_JOB_
Reproduce every entry below precisely. Pictures are excluded from the copy.

Dataset entries
= = = = =

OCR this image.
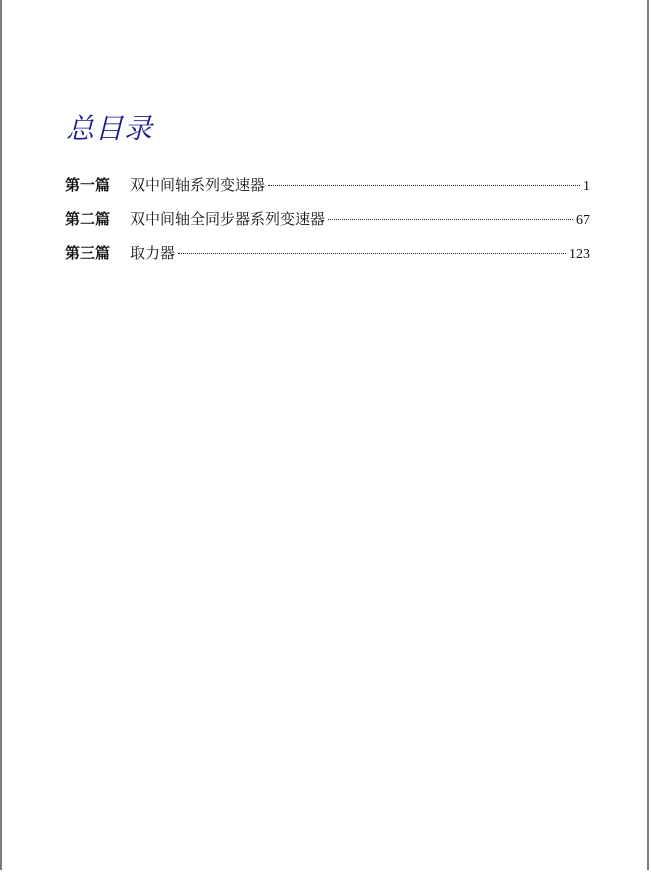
总目录
第一篇	双中间轴系列变速器	1
第二篇	双中间轴全同步器系列变速器	67
第三篇	取力器	123
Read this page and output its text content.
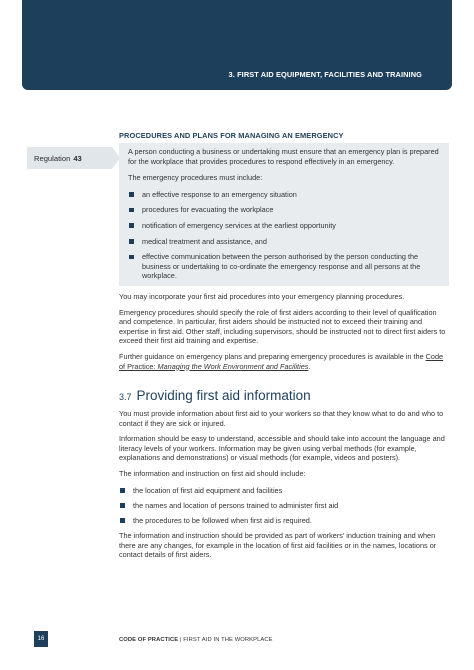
3. FIRST AID EQUIPMENT, FACILITIES AND TRAINING
Regulation 43
PROCEDURES AND PLANS FOR MANAGING AN EMERGENCY

A person conducting a business or undertaking must ensure that an emergency plan is prepared for the workplace that provides procedures to respond effectively in an emergency.

The emergency procedures must include:

an effective response to an emergency situation
procedures for evacuating the workplace
notification of emergency services at the earliest opportunity
medical treatment and assistance, and
effective communication between the person authorised by the person conducting the business or undertaking to co-ordinate the emergency response and all persons at the workplace.

You may incorporate your first aid procedures into your emergency planning procedures.

Emergency procedures should specify the role of first aiders according to their level of qualification and competence. In particular, first aiders should be instructed not to exceed their training and expertise in first aid. Other staff, including supervisors, should be instructed not to direct first aiders to exceed their first aid training and expertise.

Further guidance on emergency plans and preparing emergency procedures is available in the Code of Practice: Managing the Work Environment and Facilities.

3.7 Providing first aid information

You must provide information about first aid to your workers so that they know what to do and who to contact if they are sick or injured.

Information should be easy to understand, accessible and should take into account the language and literacy levels of your workers. Information may be given using verbal methods (for example, explanations and demonstrations) or visual methods (for example, videos and posters).

The information and instruction on first aid should include:

the location of first aid equipment and facilities
the names and location of persons trained to administer first aid
the procedures to be followed when first aid is required.

The information and instruction should be provided as part of workers' induction training and when there are any changes, for example in the location of first aid facilities or in the names, locations or contact details of first aiders.

16	CODE OF PRACTICE | FIRST AID IN THE WORKPLACE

= = = = =

_RESPONSE TO THIS TASK_
OCR this image.
总目录
第一篇	双中间轴系列变速器	1
第二篇	双中间轴全同步器系列变速器	67
第三篇	取力器	123
Read this page and output its text content.
3. FIRST AID EQUIPMENT, FACILITIES AND TRAINING
Regulation 43
PROCEDURES AND PLANS FOR MANAGING AN EMERGENCY

A person conducting a business or undertaking must ensure that an emergency plan is prepared for the workplace that provides procedures to respond effectively in an emergency.

The emergency procedures must include:

an effective response to an emergency situation
procedures for evacuating the workplace
notification of emergency services at the earliest opportunity
medical treatment and assistance, and
effective communication between the person authorised by the person conducting the business or undertaking to co-ordinate the emergency response and all persons at the workplace.

You may incorporate your first aid procedures into your emergency planning procedures.

Emergency procedures should specify the role of first aiders according to their level of qualification and competence. In particular, first aiders should be instructed not to exceed their training and expertise in first aid. Other staff, including supervisors, should be instructed not to direct first aiders to exceed their first aid training and expertise.

Further guidance on emergency plans and preparing emergency procedures is available in the Code of Practice: Managing the Work Environment and Facilities.

3.7 Providing first aid information

You must provide information about first aid to your workers so that they know what to do and who to contact if they are sick or injured.

Information should be easy to understand, accessible and should take into account the language and literacy levels of your workers. Information may be given using verbal methods (for example, explanations and demonstrations) or visual methods (for example, videos and posters).

The information and instruction on first aid should include:

the location of first aid equipment and facilities
the names and location of persons trained to administer first aid
the procedures to be followed when first aid is required.

The information and instruction should be provided as part of workers' induction training and when there are any changes, for example in the location of first aid facilities or in the names, locations or contact details of first aiders.

16	CODE OF PRACTICE | FIRST AID IN THE WORKPLACE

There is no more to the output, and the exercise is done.